# Short exercise
Pictures within the data are to be left out; everything else must be reproduced exactly.

(Recorded data)
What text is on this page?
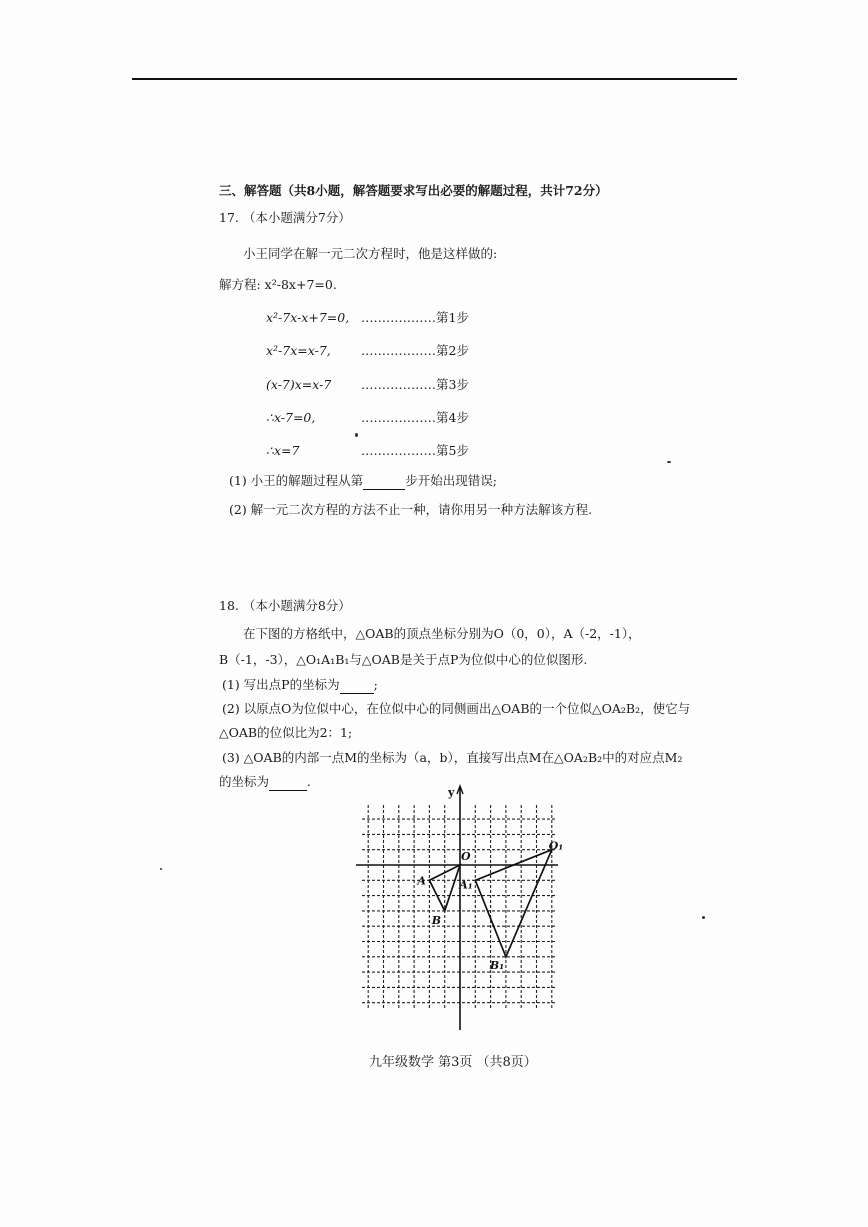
三、解答题（共8小题，解答题要求写出必要的解题过程，共计72分）
17. （本小题满分7分）
小王同学在解一元二次方程时，他是这样做的:
解方程: x²-8x+7=0.
x²-7x-x+7=0, ………………第1步
x²-7x=x-7, ………………第2步
(x-7)x=x-7 ………………第3步
∴x-7=0,	………………第4步
∴x=7	………………第5步
(1) 小王的解题过程从第	步开始出现错误;
(2) 解一元二次方程的方法不止一种，请你用另一种方法解该方程.
18. （本小题满分8分）
在下图的方格纸中，△OAB的顶点坐标分别为O（0，0），A（-2，-1），
B（-1，-3），△O₁A₁B₁与△OAB是关于点P为位似中心的位似图形.
(1) 写出点P的坐标为	;
(2) 以原点O为位似中心，在位似中心的同侧画出△OAB的一个位似△OA₂B₂，使它与
△OAB的位似比为2：1;
(3) △OAB的内部一点M的坐标为（a，b），直接写出点M在△OA₂B₂中的对应点M₂
的坐标为	.
O
A
B
O₁
A₁
B₁
y
九年级数学 第3页 （共8页）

# Task solution
What text is on this page?
三、解答题（共8小题，解答题要求写出必要的解题过程，共计72分）
17. （本小题满分7分）
小王同学在解一元二次方程时，他是这样做的:
解方程: x²-8x+7=0.
x²-7x-x+7=0, ………………第1步
x²-7x=x-7, ………………第2步
(x-7)x=x-7 ………………第3步
∴x-7=0,	………………第4步
∴x=7	………………第5步
(1) 小王的解题过程从第	步开始出现错误;
(2) 解一元二次方程的方法不止一种，请你用另一种方法解该方程.
18. （本小题满分8分）
在下图的方格纸中，△OAB的顶点坐标分别为O（0，0），A（-2，-1），
B（-1，-3），△O₁A₁B₁与△OAB是关于点P为位似中心的位似图形.
(1) 写出点P的坐标为	;
(2) 以原点O为位似中心，在位似中心的同侧画出△OAB的一个位似△OA₂B₂，使它与
△OAB的位似比为2：1;
(3) △OAB的内部一点M的坐标为（a，b），直接写出点M在△OA₂B₂中的对应点M₂
的坐标为	.
O
A
B
O₁
A₁
B₁
y
九年级数学 第3页 （共8页）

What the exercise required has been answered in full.